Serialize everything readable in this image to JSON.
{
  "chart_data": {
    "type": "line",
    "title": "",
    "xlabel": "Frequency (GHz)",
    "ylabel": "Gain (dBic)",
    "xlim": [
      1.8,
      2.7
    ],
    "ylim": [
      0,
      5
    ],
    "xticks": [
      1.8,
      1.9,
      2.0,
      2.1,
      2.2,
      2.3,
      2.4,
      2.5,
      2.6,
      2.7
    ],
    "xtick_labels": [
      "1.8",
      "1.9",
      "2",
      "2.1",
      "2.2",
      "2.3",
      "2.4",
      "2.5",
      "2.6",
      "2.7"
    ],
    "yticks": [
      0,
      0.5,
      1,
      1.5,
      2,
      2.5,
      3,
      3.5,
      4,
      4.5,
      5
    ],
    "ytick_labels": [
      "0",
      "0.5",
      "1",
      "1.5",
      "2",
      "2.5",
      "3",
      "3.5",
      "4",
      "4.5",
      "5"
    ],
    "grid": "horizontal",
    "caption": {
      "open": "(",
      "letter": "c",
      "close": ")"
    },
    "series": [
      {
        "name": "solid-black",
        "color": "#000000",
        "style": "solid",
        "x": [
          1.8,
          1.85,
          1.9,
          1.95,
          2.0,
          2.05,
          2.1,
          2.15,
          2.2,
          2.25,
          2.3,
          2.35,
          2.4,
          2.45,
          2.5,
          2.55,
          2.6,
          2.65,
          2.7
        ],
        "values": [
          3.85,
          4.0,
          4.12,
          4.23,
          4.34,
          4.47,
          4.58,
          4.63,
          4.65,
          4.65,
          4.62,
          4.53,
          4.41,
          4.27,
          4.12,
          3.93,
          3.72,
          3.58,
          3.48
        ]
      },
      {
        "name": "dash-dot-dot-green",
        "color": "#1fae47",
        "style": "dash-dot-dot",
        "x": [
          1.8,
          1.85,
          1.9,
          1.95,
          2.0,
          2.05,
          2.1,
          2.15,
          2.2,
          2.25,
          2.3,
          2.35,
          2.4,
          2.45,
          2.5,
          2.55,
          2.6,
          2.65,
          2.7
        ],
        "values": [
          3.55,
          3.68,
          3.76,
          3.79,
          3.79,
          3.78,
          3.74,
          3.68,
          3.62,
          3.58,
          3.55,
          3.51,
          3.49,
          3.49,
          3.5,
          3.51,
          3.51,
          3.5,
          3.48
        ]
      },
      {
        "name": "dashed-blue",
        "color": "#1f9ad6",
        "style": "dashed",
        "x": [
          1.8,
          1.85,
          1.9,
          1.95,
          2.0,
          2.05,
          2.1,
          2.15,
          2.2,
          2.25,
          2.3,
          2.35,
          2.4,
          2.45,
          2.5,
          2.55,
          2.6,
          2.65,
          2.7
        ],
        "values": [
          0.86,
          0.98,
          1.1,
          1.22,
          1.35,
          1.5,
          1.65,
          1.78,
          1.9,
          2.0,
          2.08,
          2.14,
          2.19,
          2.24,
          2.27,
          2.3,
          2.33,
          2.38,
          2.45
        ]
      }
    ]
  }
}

- Requirement
Faithfully transcribe the whole of the data.

- Completed exercise
Serialize everything readable in this image to JSON.
{
  "chart_data": {
    "type": "line",
    "title": "",
    "xlabel": "Frequency (GHz)",
    "ylabel": "Gain (dBic)",
    "xlim": [
      1.8,
      2.7
    ],
    "ylim": [
      0,
      5
    ],
    "xticks": [
      1.8,
      1.9,
      2.0,
      2.1,
      2.2,
      2.3,
      2.4,
      2.5,
      2.6,
      2.7
    ],
    "xtick_labels": [
      "1.8",
      "1.9",
      "2",
      "2.1",
      "2.2",
      "2.3",
      "2.4",
      "2.5",
      "2.6",
      "2.7"
    ],
    "yticks": [
      0,
      0.5,
      1,
      1.5,
      2,
      2.5,
      3,
      3.5,
      4,
      4.5,
      5
    ],
    "ytick_labels": [
      "0",
      "0.5",
      "1",
      "1.5",
      "2",
      "2.5",
      "3",
      "3.5",
      "4",
      "4.5",
      "5"
    ],
    "grid": "horizontal",
    "caption": {
      "open": "(",
      "letter": "c",
      "close": ")"
    },
    "series": [
      {
        "name": "solid-black",
        "color": "#000000",
        "style": "solid",
        "x": [
          1.8,
          1.85,
          1.9,
          1.95,
          2.0,
          2.05,
          2.1,
          2.15,
          2.2,
          2.25,
          2.3,
          2.35,
          2.4,
          2.45,
          2.5,
          2.55,
          2.6,
          2.65,
          2.7
        ],
        "values": [
          3.85,
          4.0,
          4.12,
          4.23,
          4.34,
          4.47,
          4.58,
          4.63,
          4.65,
          4.65,
          4.62,
          4.53,
          4.41,
          4.27,
          4.12,
          3.93,
          3.72,
          3.58,
          3.48
        ]
      },
      {
        "name": "dash-dot-dot-green",
        "color": "#1fae47",
        "style": "dash-dot-dot",
        "x": [
          1.8,
          1.85,
          1.9,
          1.95,
          2.0,
          2.05,
          2.1,
          2.15,
          2.2,
          2.25,
          2.3,
          2.35,
          2.4,
          2.45,
          2.5,
          2.55,
          2.6,
          2.65,
          2.7
        ],
        "values": [
          3.55,
          3.68,
          3.76,
          3.79,
          3.79,
          3.78,
          3.74,
          3.68,
          3.62,
          3.58,
          3.55,
          3.51,
          3.49,
          3.49,
          3.5,
          3.51,
          3.51,
          3.5,
          3.48
        ]
      },
      {
        "name": "dashed-blue",
        "color": "#1f9ad6",
        "style": "dashed",
        "x": [
          1.8,
          1.85,
          1.9,
          1.95,
          2.0,
          2.05,
          2.1,
          2.15,
          2.2,
          2.25,
          2.3,
          2.35,
          2.4,
          2.45,
          2.5,
          2.55,
          2.6,
          2.65,
          2.7
        ],
        "values": [
          0.86,
          0.98,
          1.1,
          1.22,
          1.35,
          1.5,
          1.65,
          1.78,
          1.9,
          2.0,
          2.08,
          2.14,
          2.19,
          2.24,
          2.27,
          2.3,
          2.33,
          2.38,
          2.45
        ]
      }
    ]
  }
}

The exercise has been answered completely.